Aim:
Find every line in the records below that holds the word "一些旧相片", and copy it out.

##### Given entries #####

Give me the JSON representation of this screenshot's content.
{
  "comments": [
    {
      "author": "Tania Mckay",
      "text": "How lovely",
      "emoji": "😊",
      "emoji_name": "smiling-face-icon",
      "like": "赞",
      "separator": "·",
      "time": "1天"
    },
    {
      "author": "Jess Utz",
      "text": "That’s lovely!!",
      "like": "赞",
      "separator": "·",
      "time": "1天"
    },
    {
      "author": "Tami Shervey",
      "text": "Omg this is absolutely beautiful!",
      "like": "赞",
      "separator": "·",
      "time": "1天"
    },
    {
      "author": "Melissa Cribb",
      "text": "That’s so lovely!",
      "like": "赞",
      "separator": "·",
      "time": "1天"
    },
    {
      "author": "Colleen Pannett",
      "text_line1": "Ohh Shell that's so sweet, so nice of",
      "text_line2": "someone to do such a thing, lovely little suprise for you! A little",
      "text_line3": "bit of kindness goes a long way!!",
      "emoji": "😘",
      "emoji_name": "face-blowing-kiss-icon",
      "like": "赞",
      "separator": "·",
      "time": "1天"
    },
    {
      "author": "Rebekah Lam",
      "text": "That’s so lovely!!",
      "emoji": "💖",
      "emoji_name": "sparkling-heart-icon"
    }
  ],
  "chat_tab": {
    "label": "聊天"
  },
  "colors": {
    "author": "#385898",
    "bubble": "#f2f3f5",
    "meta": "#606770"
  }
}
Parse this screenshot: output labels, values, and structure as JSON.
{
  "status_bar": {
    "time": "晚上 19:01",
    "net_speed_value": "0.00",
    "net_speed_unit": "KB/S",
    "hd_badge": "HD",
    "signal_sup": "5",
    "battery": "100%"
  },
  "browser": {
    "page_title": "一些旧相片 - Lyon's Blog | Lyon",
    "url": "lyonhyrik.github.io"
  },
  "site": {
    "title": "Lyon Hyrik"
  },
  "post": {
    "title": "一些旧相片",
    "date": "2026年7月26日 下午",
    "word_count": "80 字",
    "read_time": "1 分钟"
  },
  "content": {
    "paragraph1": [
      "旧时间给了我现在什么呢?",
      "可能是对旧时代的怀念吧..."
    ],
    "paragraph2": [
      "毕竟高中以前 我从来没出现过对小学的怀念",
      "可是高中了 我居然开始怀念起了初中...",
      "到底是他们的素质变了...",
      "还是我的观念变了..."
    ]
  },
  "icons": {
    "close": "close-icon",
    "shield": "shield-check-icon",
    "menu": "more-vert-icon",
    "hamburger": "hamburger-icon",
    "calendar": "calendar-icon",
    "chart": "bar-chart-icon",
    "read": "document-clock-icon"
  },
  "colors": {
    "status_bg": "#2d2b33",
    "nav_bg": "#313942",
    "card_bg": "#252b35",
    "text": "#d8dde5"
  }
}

#####
##### Given entries #####

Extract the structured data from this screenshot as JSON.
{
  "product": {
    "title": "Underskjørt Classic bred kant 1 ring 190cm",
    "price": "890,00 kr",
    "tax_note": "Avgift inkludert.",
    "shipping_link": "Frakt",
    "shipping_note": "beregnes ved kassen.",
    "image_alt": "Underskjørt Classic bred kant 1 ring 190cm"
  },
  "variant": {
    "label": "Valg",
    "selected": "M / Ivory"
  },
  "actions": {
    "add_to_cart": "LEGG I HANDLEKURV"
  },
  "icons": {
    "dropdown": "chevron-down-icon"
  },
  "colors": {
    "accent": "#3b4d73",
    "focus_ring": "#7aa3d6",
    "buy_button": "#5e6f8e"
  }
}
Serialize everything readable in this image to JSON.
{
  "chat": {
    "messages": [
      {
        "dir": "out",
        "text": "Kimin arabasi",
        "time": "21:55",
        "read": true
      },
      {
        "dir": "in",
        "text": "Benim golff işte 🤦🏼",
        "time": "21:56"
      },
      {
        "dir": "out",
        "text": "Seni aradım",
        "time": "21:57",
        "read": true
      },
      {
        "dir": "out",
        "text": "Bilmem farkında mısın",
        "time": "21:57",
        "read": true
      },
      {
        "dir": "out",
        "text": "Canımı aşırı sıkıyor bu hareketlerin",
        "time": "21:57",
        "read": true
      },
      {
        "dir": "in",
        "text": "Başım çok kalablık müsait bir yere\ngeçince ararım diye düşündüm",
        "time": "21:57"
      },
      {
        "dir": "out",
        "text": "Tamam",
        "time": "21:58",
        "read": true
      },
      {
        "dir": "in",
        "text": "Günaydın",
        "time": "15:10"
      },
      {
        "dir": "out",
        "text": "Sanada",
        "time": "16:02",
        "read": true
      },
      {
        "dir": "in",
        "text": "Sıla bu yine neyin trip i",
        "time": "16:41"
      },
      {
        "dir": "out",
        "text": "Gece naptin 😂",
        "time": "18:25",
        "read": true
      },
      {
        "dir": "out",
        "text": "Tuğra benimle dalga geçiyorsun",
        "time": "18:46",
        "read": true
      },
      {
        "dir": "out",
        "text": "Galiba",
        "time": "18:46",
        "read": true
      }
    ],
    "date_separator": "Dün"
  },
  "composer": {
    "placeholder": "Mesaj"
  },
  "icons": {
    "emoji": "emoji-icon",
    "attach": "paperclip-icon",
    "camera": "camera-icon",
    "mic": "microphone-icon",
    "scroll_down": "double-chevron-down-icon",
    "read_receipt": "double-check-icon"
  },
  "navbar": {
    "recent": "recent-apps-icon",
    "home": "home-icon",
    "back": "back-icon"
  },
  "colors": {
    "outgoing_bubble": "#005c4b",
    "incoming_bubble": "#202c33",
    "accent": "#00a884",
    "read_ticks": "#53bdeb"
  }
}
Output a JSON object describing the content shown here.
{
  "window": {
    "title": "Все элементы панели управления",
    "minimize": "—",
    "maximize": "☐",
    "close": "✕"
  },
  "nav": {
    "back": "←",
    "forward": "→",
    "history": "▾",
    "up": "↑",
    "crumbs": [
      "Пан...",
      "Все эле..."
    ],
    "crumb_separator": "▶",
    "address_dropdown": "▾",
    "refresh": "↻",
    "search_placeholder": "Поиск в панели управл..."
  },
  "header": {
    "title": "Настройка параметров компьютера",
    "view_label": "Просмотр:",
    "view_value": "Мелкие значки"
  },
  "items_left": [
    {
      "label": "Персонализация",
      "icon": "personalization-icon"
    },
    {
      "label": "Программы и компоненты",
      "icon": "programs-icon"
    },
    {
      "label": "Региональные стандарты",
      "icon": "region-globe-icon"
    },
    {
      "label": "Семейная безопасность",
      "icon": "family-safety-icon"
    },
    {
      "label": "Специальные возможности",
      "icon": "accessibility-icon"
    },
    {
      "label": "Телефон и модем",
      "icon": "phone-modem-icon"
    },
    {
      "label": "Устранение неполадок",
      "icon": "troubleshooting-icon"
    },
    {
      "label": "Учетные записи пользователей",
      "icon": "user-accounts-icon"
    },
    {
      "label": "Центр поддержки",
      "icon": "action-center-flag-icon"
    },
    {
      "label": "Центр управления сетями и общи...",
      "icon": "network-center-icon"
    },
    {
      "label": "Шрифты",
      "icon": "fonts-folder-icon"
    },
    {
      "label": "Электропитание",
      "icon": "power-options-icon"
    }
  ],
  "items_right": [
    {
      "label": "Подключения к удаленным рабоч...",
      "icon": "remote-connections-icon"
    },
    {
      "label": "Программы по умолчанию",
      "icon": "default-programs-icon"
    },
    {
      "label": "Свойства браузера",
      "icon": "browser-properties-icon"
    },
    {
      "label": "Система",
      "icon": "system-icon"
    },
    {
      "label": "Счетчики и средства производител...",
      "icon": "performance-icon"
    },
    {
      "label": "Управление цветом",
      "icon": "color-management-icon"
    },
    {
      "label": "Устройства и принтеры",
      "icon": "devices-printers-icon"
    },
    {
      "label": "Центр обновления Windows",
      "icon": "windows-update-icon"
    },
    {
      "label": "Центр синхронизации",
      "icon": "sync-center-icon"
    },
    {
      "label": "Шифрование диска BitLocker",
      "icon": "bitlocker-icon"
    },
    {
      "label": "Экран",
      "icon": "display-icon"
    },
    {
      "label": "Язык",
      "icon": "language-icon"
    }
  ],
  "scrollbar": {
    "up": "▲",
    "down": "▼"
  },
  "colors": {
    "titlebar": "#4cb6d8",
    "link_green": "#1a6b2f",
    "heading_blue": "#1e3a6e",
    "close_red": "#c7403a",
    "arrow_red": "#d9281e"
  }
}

#####

Task output:
    "page_title": "一些旧相片 - Lyon's Blog | Lyon",
    "title": "一些旧相片",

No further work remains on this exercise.